(Extracted records)
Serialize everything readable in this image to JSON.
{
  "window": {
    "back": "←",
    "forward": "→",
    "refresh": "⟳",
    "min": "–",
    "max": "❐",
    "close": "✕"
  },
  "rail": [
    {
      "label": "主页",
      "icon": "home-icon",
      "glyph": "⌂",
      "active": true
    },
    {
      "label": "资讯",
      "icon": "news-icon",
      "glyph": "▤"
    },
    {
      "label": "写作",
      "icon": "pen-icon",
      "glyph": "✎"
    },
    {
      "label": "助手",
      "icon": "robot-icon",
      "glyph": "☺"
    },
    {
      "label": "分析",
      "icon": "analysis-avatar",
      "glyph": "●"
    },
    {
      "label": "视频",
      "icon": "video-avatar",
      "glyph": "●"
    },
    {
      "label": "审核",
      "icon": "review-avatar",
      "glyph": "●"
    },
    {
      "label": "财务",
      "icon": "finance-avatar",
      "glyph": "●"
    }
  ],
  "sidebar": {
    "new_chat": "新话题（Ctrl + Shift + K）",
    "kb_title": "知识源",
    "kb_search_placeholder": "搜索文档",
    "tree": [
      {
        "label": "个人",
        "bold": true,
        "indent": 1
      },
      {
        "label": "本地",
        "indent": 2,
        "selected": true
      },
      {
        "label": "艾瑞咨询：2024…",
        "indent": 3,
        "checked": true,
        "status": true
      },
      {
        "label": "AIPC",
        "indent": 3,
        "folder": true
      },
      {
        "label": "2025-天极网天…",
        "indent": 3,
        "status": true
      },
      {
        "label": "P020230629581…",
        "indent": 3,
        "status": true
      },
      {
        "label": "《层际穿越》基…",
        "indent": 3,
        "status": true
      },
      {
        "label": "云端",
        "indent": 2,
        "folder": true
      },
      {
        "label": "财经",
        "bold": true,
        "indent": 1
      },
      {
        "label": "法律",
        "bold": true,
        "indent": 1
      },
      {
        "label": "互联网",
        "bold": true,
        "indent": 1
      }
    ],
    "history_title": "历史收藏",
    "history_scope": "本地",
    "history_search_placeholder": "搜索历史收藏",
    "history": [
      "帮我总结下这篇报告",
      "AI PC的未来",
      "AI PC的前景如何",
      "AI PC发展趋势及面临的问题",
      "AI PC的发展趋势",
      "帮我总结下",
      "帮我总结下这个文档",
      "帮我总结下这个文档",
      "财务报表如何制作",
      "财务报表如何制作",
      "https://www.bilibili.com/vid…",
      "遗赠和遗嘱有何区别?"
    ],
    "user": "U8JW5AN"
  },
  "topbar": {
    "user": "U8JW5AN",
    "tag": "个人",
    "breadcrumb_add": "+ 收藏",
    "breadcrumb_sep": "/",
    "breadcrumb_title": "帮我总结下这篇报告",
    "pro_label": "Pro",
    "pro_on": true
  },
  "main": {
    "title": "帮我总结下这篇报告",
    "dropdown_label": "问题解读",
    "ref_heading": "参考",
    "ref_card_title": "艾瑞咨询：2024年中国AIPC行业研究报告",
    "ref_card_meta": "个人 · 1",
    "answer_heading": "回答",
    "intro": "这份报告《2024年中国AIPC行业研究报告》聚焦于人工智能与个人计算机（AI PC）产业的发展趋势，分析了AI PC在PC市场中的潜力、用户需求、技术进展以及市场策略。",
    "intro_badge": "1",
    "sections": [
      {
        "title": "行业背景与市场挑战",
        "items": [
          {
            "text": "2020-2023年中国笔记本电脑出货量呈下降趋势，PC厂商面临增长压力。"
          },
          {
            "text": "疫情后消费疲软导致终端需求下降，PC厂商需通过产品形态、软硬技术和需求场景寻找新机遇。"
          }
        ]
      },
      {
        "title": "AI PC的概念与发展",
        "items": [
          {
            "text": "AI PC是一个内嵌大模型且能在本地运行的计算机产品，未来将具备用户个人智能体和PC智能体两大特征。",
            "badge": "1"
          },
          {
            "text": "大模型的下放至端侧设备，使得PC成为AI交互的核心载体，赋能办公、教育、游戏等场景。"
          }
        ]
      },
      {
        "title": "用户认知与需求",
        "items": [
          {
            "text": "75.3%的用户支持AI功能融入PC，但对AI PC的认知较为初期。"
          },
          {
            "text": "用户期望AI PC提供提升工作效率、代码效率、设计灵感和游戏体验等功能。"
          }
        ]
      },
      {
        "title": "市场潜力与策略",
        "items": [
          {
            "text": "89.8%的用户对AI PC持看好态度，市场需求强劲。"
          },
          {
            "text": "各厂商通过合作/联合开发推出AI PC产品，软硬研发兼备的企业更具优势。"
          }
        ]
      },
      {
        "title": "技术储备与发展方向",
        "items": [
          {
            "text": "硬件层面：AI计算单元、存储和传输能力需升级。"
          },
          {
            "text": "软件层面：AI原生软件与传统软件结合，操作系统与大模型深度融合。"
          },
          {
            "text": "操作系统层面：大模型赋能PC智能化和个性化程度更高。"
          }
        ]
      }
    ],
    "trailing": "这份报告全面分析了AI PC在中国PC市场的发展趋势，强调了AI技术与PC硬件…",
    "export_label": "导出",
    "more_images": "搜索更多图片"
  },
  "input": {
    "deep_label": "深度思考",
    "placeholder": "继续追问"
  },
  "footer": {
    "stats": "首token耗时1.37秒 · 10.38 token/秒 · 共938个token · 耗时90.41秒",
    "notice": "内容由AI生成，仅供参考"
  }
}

[Direction]:
Please repeat the listing above in full and exactly.

[Answer to this task]:
Serialize everything readable in this image to JSON.
{
  "window": {
    "back": "←",
    "forward": "→",
    "refresh": "⟳",
    "min": "–",
    "max": "❐",
    "close": "✕"
  },
  "rail": [
    {
      "label": "主页",
      "icon": "home-icon",
      "glyph": "⌂",
      "active": true
    },
    {
      "label": "资讯",
      "icon": "news-icon",
      "glyph": "▤"
    },
    {
      "label": "写作",
      "icon": "pen-icon",
      "glyph": "✎"
    },
    {
      "label": "助手",
      "icon": "robot-icon",
      "glyph": "☺"
    },
    {
      "label": "分析",
      "icon": "analysis-avatar",
      "glyph": "●"
    },
    {
      "label": "视频",
      "icon": "video-avatar",
      "glyph": "●"
    },
    {
      "label": "审核",
      "icon": "review-avatar",
      "glyph": "●"
    },
    {
      "label": "财务",
      "icon": "finance-avatar",
      "glyph": "●"
    }
  ],
  "sidebar": {
    "new_chat": "新话题（Ctrl + Shift + K）",
    "kb_title": "知识源",
    "kb_search_placeholder": "搜索文档",
    "tree": [
      {
        "label": "个人",
        "bold": true,
        "indent": 1
      },
      {
        "label": "本地",
        "indent": 2,
        "selected": true
      },
      {
        "label": "艾瑞咨询：2024…",
        "indent": 3,
        "checked": true,
        "status": true
      },
      {
        "label": "AIPC",
        "indent": 3,
        "folder": true
      },
      {
        "label": "2025-天极网天…",
        "indent": 3,
        "status": true
      },
      {
        "label": "P020230629581…",
        "indent": 3,
        "status": true
      },
      {
        "label": "《层际穿越》基…",
        "indent": 3,
        "status": true
      },
      {
        "label": "云端",
        "indent": 2,
        "folder": true
      },
      {
        "label": "财经",
        "bold": true,
        "indent": 1
      },
      {
        "label": "法律",
        "bold": true,
        "indent": 1
      },
      {
        "label": "互联网",
        "bold": true,
        "indent": 1
      }
    ],
    "history_title": "历史收藏",
    "history_scope": "本地",
    "history_search_placeholder": "搜索历史收藏",
    "history": [
      "帮我总结下这篇报告",
      "AI PC的未来",
      "AI PC的前景如何",
      "AI PC发展趋势及面临的问题",
      "AI PC的发展趋势",
      "帮我总结下",
      "帮我总结下这个文档",
      "帮我总结下这个文档",
      "财务报表如何制作",
      "财务报表如何制作",
      "https://www.bilibili.com/vid…",
      "遗赠和遗嘱有何区别?"
    ],
    "user": "U8JW5AN"
  },
  "topbar": {
    "user": "U8JW5AN",
    "tag": "个人",
    "breadcrumb_add": "+ 收藏",
    "breadcrumb_sep": "/",
    "breadcrumb_title": "帮我总结下这篇报告",
    "pro_label": "Pro",
    "pro_on": true
  },
  "main": {
    "title": "帮我总结下这篇报告",
    "dropdown_label": "问题解读",
    "ref_heading": "参考",
    "ref_card_title": "艾瑞咨询：2024年中国AIPC行业研究报告",
    "ref_card_meta": "个人 · 1",
    "answer_heading": "回答",
    "intro": "这份报告《2024年中国AIPC行业研究报告》聚焦于人工智能与个人计算机（AI PC）产业的发展趋势，分析了AI PC在PC市场中的潜力、用户需求、技术进展以及市场策略。",
    "intro_badge": "1",
    "sections": [
      {
        "title": "行业背景与市场挑战",
        "items": [
          {
            "text": "2020-2023年中国笔记本电脑出货量呈下降趋势，PC厂商面临增长压力。"
          },
          {
            "text": "疫情后消费疲软导致终端需求下降，PC厂商需通过产品形态、软硬技术和需求场景寻找新机遇。"
          }
        ]
      },
      {
        "title": "AI PC的概念与发展",
        "items": [
          {
            "text": "AI PC是一个内嵌大模型且能在本地运行的计算机产品，未来将具备用户个人智能体和PC智能体两大特征。",
            "badge": "1"
          },
          {
            "text": "大模型的下放至端侧设备，使得PC成为AI交互的核心载体，赋能办公、教育、游戏等场景。"
          }
        ]
      },
      {
        "title": "用户认知与需求",
        "items": [
          {
            "text": "75.3%的用户支持AI功能融入PC，但对AI PC的认知较为初期。"
          },
          {
            "text": "用户期望AI PC提供提升工作效率、代码效率、设计灵感和游戏体验等功能。"
          }
        ]
      },
      {
        "title": "市场潜力与策略",
        "items": [
          {
            "text": "89.8%的用户对AI PC持看好态度，市场需求强劲。"
          },
          {
            "text": "各厂商通过合作/联合开发推出AI PC产品，软硬研发兼备的企业更具优势。"
          }
        ]
      },
      {
        "title": "技术储备与发展方向",
        "items": [
          {
            "text": "硬件层面：AI计算单元、存储和传输能力需升级。"
          },
          {
            "text": "软件层面：AI原生软件与传统软件结合，操作系统与大模型深度融合。"
          },
          {
            "text": "操作系统层面：大模型赋能PC智能化和个性化程度更高。"
          }
        ]
      }
    ],
    "trailing": "这份报告全面分析了AI PC在中国PC市场的发展趋势，强调了AI技术与PC硬件…",
    "export_label": "导出",
    "more_images": "搜索更多图片"
  },
  "input": {
    "deep_label": "深度思考",
    "placeholder": "继续追问"
  },
  "footer": {
    "stats": "首token耗时1.37秒 · 10.38 token/秒 · 共938个token · 耗时90.41秒",
    "notice": "内容由AI生成，仅供参考"
  }
}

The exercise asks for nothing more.